(Given task)
Below is a block of data; give all of it again word for word.

(Records from a data collection)
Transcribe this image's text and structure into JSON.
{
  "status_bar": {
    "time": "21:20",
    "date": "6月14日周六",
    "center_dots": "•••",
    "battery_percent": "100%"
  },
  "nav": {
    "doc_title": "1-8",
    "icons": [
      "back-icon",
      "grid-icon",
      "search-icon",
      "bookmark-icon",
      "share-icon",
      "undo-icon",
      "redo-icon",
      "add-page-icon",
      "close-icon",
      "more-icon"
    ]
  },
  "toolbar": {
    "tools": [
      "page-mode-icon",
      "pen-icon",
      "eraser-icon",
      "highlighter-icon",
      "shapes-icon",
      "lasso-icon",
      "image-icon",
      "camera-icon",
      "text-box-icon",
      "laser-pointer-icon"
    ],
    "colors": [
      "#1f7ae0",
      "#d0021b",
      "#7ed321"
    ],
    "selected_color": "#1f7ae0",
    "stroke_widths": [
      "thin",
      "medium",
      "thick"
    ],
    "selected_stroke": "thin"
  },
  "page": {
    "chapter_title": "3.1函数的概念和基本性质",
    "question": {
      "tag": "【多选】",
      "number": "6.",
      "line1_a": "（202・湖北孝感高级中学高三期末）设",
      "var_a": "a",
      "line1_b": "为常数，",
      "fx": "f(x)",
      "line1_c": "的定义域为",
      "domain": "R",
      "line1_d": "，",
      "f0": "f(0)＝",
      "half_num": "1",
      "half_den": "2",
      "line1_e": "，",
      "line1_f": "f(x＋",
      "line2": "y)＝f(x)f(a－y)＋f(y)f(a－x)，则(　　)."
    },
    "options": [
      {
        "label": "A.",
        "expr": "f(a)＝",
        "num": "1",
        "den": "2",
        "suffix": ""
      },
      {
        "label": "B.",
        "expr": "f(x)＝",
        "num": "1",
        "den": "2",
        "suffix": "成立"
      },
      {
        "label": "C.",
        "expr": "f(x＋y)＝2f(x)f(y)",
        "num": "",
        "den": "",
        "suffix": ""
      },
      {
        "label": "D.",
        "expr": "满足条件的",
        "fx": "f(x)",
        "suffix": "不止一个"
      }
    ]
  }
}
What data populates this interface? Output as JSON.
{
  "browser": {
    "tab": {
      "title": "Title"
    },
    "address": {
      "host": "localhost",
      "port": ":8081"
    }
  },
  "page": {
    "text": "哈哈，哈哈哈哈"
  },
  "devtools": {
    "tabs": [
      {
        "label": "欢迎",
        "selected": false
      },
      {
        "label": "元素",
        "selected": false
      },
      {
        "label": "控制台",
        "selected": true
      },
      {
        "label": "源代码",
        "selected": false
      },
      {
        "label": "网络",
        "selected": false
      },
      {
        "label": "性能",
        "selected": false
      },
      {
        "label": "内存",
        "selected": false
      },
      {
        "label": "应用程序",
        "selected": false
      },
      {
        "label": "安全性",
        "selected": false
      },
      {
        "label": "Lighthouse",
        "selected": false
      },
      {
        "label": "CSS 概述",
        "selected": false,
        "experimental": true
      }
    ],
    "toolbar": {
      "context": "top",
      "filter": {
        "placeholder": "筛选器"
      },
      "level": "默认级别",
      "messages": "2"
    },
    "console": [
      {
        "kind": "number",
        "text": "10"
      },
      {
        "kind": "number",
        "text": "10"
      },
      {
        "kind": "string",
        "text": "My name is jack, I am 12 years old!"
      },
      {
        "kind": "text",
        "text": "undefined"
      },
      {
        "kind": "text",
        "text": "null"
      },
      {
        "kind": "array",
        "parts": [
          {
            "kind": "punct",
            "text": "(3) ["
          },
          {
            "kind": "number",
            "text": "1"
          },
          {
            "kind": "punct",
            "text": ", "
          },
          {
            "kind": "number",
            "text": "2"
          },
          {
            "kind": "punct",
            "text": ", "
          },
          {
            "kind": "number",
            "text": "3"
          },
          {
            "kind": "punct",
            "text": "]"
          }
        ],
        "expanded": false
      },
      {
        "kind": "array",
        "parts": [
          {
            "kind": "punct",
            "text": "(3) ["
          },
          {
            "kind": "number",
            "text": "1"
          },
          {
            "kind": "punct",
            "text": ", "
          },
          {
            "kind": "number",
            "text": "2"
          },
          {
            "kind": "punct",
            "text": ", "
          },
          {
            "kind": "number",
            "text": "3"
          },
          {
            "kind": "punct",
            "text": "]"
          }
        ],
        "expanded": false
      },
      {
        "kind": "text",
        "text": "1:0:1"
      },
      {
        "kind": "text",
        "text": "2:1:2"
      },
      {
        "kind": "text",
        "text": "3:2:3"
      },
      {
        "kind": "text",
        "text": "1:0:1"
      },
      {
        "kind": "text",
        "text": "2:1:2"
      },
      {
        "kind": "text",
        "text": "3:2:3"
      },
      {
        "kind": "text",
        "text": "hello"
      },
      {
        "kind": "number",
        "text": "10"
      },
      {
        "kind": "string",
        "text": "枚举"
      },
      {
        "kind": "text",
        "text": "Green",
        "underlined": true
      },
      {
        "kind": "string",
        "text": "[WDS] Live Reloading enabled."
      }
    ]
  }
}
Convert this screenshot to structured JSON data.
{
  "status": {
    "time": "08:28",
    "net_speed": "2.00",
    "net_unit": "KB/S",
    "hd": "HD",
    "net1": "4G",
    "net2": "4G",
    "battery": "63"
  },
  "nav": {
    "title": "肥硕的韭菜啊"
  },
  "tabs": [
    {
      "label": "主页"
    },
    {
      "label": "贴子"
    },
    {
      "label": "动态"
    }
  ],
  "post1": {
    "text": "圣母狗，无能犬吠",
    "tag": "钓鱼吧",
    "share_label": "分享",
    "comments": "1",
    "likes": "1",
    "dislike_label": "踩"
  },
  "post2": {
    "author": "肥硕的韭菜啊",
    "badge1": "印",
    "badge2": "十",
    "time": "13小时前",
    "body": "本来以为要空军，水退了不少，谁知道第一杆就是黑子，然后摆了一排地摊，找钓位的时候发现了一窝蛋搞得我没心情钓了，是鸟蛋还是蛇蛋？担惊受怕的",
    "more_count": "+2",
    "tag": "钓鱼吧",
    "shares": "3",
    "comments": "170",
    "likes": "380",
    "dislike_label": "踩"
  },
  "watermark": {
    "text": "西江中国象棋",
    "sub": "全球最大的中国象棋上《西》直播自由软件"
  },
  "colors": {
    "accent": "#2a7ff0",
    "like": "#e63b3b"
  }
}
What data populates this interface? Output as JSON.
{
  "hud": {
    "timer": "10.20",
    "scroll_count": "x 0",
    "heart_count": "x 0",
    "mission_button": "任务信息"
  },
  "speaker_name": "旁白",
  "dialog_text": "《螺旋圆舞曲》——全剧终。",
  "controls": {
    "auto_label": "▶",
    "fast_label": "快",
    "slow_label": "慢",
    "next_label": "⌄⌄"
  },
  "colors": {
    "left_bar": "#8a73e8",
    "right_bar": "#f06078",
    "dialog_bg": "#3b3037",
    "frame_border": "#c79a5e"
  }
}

(Response to this task)
Transcribe this image's text and structure into JSON.
{
  "status_bar": {
    "time": "21:20",
    "date": "6月14日周六",
    "center_dots": "•••",
    "battery_percent": "100%"
  },
  "nav": {
    "doc_title": "1-8",
    "icons": [
      "back-icon",
      "grid-icon",
      "search-icon",
      "bookmark-icon",
      "share-icon",
      "undo-icon",
      "redo-icon",
      "add-page-icon",
      "close-icon",
      "more-icon"
    ]
  },
  "toolbar": {
    "tools": [
      "page-mode-icon",
      "pen-icon",
      "eraser-icon",
      "highlighter-icon",
      "shapes-icon",
      "lasso-icon",
      "image-icon",
      "camera-icon",
      "text-box-icon",
      "laser-pointer-icon"
    ],
    "colors": [
      "#1f7ae0",
      "#d0021b",
      "#7ed321"
    ],
    "selected_color": "#1f7ae0",
    "stroke_widths": [
      "thin",
      "medium",
      "thick"
    ],
    "selected_stroke": "thin"
  },
  "page": {
    "chapter_title": "3.1函数的概念和基本性质",
    "question": {
      "tag": "【多选】",
      "number": "6.",
      "line1_a": "（202・湖北孝感高级中学高三期末）设",
      "var_a": "a",
      "line1_b": "为常数，",
      "fx": "f(x)",
      "line1_c": "的定义域为",
      "domain": "R",
      "line1_d": "，",
      "f0": "f(0)＝",
      "half_num": "1",
      "half_den": "2",
      "line1_e": "，",
      "line1_f": "f(x＋",
      "line2": "y)＝f(x)f(a－y)＋f(y)f(a－x)，则(　　)."
    },
    "options": [
      {
        "label": "A.",
        "expr": "f(a)＝",
        "num": "1",
        "den": "2",
        "suffix": ""
      },
      {
        "label": "B.",
        "expr": "f(x)＝",
        "num": "1",
        "den": "2",
        "suffix": "成立"
      },
      {
        "label": "C.",
        "expr": "f(x＋y)＝2f(x)f(y)",
        "num": "",
        "den": "",
        "suffix": ""
      },
      {
        "label": "D.",
        "expr": "满足条件的",
        "fx": "f(x)",
        "suffix": "不止一个"
      }
    ]
  }
}
What data populates this interface? Output as JSON.
{
  "browser": {
    "tab": {
      "title": "Title"
    },
    "address": {
      "host": "localhost",
      "port": ":8081"
    }
  },
  "page": {
    "text": "哈哈，哈哈哈哈"
  },
  "devtools": {
    "tabs": [
      {
        "label": "欢迎",
        "selected": false
      },
      {
        "label": "元素",
        "selected": false
      },
      {
        "label": "控制台",
        "selected": true
      },
      {
        "label": "源代码",
        "selected": false
      },
      {
        "label": "网络",
        "selected": false
      },
      {
        "label": "性能",
        "selected": false
      },
      {
        "label": "内存",
        "selected": false
      },
      {
        "label": "应用程序",
        "selected": false
      },
      {
        "label": "安全性",
        "selected": false
      },
      {
        "label": "Lighthouse",
        "selected": false
      },
      {
        "label": "CSS 概述",
        "selected": false,
        "experimental": true
      }
    ],
    "toolbar": {
      "context": "top",
      "filter": {
        "placeholder": "筛选器"
      },
      "level": "默认级别",
      "messages": "2"
    },
    "console": [
      {
        "kind": "number",
        "text": "10"
      },
      {
        "kind": "number",
        "text": "10"
      },
      {
        "kind": "string",
        "text": "My name is jack, I am 12 years old!"
      },
      {
        "kind": "text",
        "text": "undefined"
      },
      {
        "kind": "text",
        "text": "null"
      },
      {
        "kind": "array",
        "parts": [
          {
            "kind": "punct",
            "text": "(3) ["
          },
          {
            "kind": "number",
            "text": "1"
          },
          {
            "kind": "punct",
            "text": ", "
          },
          {
            "kind": "number",
            "text": "2"
          },
          {
            "kind": "punct",
            "text": ", "
          },
          {
            "kind": "number",
            "text": "3"
          },
          {
            "kind": "punct",
            "text": "]"
          }
        ],
        "expanded": false
      },
      {
        "kind": "array",
        "parts": [
          {
            "kind": "punct",
            "text": "(3) ["
          },
          {
            "kind": "number",
            "text": "1"
          },
          {
            "kind": "punct",
            "text": ", "
          },
          {
            "kind": "number",
            "text": "2"
          },
          {
            "kind": "punct",
            "text": ", "
          },
          {
            "kind": "number",
            "text": "3"
          },
          {
            "kind": "punct",
            "text": "]"
          }
        ],
        "expanded": false
      },
      {
        "kind": "text",
        "text": "1:0:1"
      },
      {
        "kind": "text",
        "text": "2:1:2"
      },
      {
        "kind": "text",
        "text": "3:2:3"
      },
      {
        "kind": "text",
        "text": "1:0:1"
      },
      {
        "kind": "text",
        "text": "2:1:2"
      },
      {
        "kind": "text",
        "text": "3:2:3"
      },
      {
        "kind": "text",
        "text": "hello"
      },
      {
        "kind": "number",
        "text": "10"
      },
      {
        "kind": "string",
        "text": "枚举"
      },
      {
        "kind": "text",
        "text": "Green",
        "underlined": true
      },
      {
        "kind": "string",
        "text": "[WDS] Live Reloading enabled."
      }
    ]
  }
}
Convert this screenshot to structured JSON data.
{
  "status": {
    "time": "08:28",
    "net_speed": "2.00",
    "net_unit": "KB/S",
    "hd": "HD",
    "net1": "4G",
    "net2": "4G",
    "battery": "63"
  },
  "nav": {
    "title": "肥硕的韭菜啊"
  },
  "tabs": [
    {
      "label": "主页"
    },
    {
      "label": "贴子"
    },
    {
      "label": "动态"
    }
  ],
  "post1": {
    "text": "圣母狗，无能犬吠",
    "tag": "钓鱼吧",
    "share_label": "分享",
    "comments": "1",
    "likes": "1",
    "dislike_label": "踩"
  },
  "post2": {
    "author": "肥硕的韭菜啊",
    "badge1": "印",
    "badge2": "十",
    "time": "13小时前",
    "body": "本来以为要空军，水退了不少，谁知道第一杆就是黑子，然后摆了一排地摊，找钓位的时候发现了一窝蛋搞得我没心情钓了，是鸟蛋还是蛇蛋？担惊受怕的",
    "more_count": "+2",
    "tag": "钓鱼吧",
    "shares": "3",
    "comments": "170",
    "likes": "380",
    "dislike_label": "踩"
  },
  "watermark": {
    "text": "西江中国象棋",
    "sub": "全球最大的中国象棋上《西》直播自由软件"
  },
  "colors": {
    "accent": "#2a7ff0",
    "like": "#e63b3b"
  }
}
What data populates this interface? Output as JSON.
{
  "hud": {
    "timer": "10.20",
    "scroll_count": "x 0",
    "heart_count": "x 0",
    "mission_button": "任务信息"
  },
  "speaker_name": "旁白",
  "dialog_text": "《螺旋圆舞曲》——全剧终。",
  "controls": {
    "auto_label": "▶",
    "fast_label": "快",
    "slow_label": "慢",
    "next_label": "⌄⌄"
  },
  "colors": {
    "left_bar": "#8a73e8",
    "right_bar": "#f06078",
    "dialog_bg": "#3b3037",
    "frame_border": "#c79a5e"
  }
}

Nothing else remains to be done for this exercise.